Supplied entries —
= = = = = = =
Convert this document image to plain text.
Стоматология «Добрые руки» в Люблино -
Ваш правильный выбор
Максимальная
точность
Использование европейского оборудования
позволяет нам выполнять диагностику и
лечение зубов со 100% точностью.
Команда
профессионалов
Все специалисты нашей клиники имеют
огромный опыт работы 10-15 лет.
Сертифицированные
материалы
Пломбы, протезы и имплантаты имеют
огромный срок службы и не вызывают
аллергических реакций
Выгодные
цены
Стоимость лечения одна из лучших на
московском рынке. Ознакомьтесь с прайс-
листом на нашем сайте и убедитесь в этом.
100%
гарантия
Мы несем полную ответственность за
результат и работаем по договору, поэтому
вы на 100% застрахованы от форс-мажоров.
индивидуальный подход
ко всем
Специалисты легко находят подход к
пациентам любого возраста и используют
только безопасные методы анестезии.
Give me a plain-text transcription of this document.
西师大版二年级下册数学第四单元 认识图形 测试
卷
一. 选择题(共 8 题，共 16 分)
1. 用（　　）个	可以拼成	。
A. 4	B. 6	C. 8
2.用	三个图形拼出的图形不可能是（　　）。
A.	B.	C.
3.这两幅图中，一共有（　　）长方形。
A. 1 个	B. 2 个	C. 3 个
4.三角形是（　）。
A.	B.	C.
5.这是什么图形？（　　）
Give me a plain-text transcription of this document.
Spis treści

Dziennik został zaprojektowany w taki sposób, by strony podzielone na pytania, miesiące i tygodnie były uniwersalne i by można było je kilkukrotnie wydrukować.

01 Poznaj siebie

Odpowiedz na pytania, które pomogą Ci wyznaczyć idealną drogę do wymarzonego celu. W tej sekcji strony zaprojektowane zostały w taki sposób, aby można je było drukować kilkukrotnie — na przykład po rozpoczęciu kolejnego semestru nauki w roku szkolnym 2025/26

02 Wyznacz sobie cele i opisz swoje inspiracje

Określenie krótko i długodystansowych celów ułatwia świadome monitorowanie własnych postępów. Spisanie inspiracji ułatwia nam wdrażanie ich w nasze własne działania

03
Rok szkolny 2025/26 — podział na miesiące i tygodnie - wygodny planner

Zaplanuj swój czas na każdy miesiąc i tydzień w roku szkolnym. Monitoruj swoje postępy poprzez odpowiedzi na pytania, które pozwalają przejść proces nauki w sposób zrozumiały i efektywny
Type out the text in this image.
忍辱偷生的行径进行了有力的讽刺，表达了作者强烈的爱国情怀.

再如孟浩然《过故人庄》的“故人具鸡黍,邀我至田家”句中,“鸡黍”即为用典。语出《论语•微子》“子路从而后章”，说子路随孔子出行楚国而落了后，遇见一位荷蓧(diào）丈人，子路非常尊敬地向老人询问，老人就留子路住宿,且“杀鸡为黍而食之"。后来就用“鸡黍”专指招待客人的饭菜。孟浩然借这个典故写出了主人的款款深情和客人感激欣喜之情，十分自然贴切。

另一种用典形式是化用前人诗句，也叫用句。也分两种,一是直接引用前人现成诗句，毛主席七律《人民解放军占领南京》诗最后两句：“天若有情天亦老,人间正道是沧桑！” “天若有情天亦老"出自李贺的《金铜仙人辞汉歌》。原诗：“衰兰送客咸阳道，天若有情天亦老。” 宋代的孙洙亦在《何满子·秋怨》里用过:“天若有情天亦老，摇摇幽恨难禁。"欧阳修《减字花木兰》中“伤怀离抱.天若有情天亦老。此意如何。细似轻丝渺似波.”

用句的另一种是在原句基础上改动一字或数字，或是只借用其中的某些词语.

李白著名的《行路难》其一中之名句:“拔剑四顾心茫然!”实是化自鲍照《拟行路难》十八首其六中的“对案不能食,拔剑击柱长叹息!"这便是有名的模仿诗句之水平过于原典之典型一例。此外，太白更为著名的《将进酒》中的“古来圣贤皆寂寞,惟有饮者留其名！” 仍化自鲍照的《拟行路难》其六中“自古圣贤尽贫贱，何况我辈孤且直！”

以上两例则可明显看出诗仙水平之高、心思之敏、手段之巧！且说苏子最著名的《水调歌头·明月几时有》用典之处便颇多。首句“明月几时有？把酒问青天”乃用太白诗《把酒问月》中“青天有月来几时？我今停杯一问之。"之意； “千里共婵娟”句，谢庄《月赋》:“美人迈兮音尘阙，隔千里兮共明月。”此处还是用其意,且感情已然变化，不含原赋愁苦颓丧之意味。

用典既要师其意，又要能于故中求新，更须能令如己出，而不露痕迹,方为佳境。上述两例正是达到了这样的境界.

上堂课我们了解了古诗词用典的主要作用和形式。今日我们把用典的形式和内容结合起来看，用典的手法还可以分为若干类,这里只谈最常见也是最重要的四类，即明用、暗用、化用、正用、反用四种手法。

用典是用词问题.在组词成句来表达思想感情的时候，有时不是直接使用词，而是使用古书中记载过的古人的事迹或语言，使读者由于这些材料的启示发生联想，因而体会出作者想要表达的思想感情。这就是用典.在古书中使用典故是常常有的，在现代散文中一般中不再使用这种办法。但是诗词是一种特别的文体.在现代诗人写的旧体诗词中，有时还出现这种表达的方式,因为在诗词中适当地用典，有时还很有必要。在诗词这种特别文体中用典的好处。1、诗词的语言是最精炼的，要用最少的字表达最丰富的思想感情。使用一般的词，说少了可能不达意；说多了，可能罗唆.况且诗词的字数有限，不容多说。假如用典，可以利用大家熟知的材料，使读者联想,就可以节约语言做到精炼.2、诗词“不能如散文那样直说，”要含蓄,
= = = = = = =
Exercise goal — Every record should be repeated exactly; please leave none out.

Right answer —
Convert this document image to plain text.
Стоматология «Добрые руки» в Люблино -
Ваш правильный выбор
Максимальная
точность
Использование европейского оборудования
позволяет нам выполнять диагностику и
лечение зубов со 100% точностью.
Команда
профессионалов
Все специалисты нашей клиники имеют
огромный опыт работы 10-15 лет.
Сертифицированные
материалы
Пломбы, протезы и имплантаты имеют
огромный срок службы и не вызывают
аллергических реакций
Выгодные
цены
Стоимость лечения одна из лучших на
московском рынке. Ознакомьтесь с прайс-
листом на нашем сайте и убедитесь в этом.
100%
гарантия
Мы несем полную ответственность за
результат и работаем по договору, поэтому
вы на 100% застрахованы от форс-мажоров.
индивидуальный подход
ко всем
Специалисты легко находят подход к
пациентам любого возраста и используют
только безопасные методы анестезии.
Give me a plain-text transcription of this document.
西师大版二年级下册数学第四单元 认识图形 测试
卷
一. 选择题(共 8 题，共 16 分)
1. 用（　　）个	可以拼成	。
A. 4	B. 6	C. 8
2.用	三个图形拼出的图形不可能是（　　）。
A.	B.	C.
3.这两幅图中，一共有（　　）长方形。
A. 1 个	B. 2 个	C. 3 个
4.三角形是（　）。
A.	B.	C.
5.这是什么图形？（　　）
Give me a plain-text transcription of this document.
Spis treści

Dziennik został zaprojektowany w taki sposób, by strony podzielone na pytania, miesiące i tygodnie były uniwersalne i by można było je kilkukrotnie wydrukować.

01 Poznaj siebie

Odpowiedz na pytania, które pomogą Ci wyznaczyć idealną drogę do wymarzonego celu. W tej sekcji strony zaprojektowane zostały w taki sposób, aby można je było drukować kilkukrotnie — na przykład po rozpoczęciu kolejnego semestru nauki w roku szkolnym 2025/26

02 Wyznacz sobie cele i opisz swoje inspiracje

Określenie krótko i długodystansowych celów ułatwia świadome monitorowanie własnych postępów. Spisanie inspiracji ułatwia nam wdrażanie ich w nasze własne działania

03
Rok szkolny 2025/26 — podział na miesiące i tygodnie - wygodny planner

Zaplanuj swój czas na każdy miesiąc i tydzień w roku szkolnym. Monitoruj swoje postępy poprzez odpowiedzi na pytania, które pozwalają przejść proces nauki w sposób zrozumiały i efektywny
Type out the text in this image.
忍辱偷生的行径进行了有力的讽刺，表达了作者强烈的爱国情怀.

再如孟浩然《过故人庄》的“故人具鸡黍,邀我至田家”句中,“鸡黍”即为用典。语出《论语•微子》“子路从而后章”，说子路随孔子出行楚国而落了后，遇见一位荷蓧(diào）丈人，子路非常尊敬地向老人询问，老人就留子路住宿,且“杀鸡为黍而食之"。后来就用“鸡黍”专指招待客人的饭菜。孟浩然借这个典故写出了主人的款款深情和客人感激欣喜之情，十分自然贴切。

另一种用典形式是化用前人诗句，也叫用句。也分两种,一是直接引用前人现成诗句，毛主席七律《人民解放军占领南京》诗最后两句：“天若有情天亦老,人间正道是沧桑！” “天若有情天亦老"出自李贺的《金铜仙人辞汉歌》。原诗：“衰兰送客咸阳道，天若有情天亦老。” 宋代的孙洙亦在《何满子·秋怨》里用过:“天若有情天亦老，摇摇幽恨难禁。"欧阳修《减字花木兰》中“伤怀离抱.天若有情天亦老。此意如何。细似轻丝渺似波.”

用句的另一种是在原句基础上改动一字或数字，或是只借用其中的某些词语.

李白著名的《行路难》其一中之名句:“拔剑四顾心茫然!”实是化自鲍照《拟行路难》十八首其六中的“对案不能食,拔剑击柱长叹息!"这便是有名的模仿诗句之水平过于原典之典型一例。此外，太白更为著名的《将进酒》中的“古来圣贤皆寂寞,惟有饮者留其名！” 仍化自鲍照的《拟行路难》其六中“自古圣贤尽贫贱，何况我辈孤且直！”

以上两例则可明显看出诗仙水平之高、心思之敏、手段之巧！且说苏子最著名的《水调歌头·明月几时有》用典之处便颇多。首句“明月几时有？把酒问青天”乃用太白诗《把酒问月》中“青天有月来几时？我今停杯一问之。"之意； “千里共婵娟”句，谢庄《月赋》:“美人迈兮音尘阙，隔千里兮共明月。”此处还是用其意,且感情已然变化，不含原赋愁苦颓丧之意味。

用典既要师其意，又要能于故中求新，更须能令如己出，而不露痕迹,方为佳境。上述两例正是达到了这样的境界.

上堂课我们了解了古诗词用典的主要作用和形式。今日我们把用典的形式和内容结合起来看，用典的手法还可以分为若干类,这里只谈最常见也是最重要的四类，即明用、暗用、化用、正用、反用四种手法。

用典是用词问题.在组词成句来表达思想感情的时候，有时不是直接使用词，而是使用古书中记载过的古人的事迹或语言，使读者由于这些材料的启示发生联想，因而体会出作者想要表达的思想感情。这就是用典.在古书中使用典故是常常有的，在现代散文中一般中不再使用这种办法。但是诗词是一种特别的文体.在现代诗人写的旧体诗词中，有时还出现这种表达的方式,因为在诗词中适当地用典，有时还很有必要。在诗词这种特别文体中用典的好处。1、诗词的语言是最精炼的，要用最少的字表达最丰富的思想感情。使用一般的词，说少了可能不达意；说多了，可能罗唆.况且诗词的字数有限，不容多说。假如用典，可以利用大家熟知的材料，使读者联想,就可以节约语言做到精炼.2、诗词“不能如散文那样直说，”要含蓄,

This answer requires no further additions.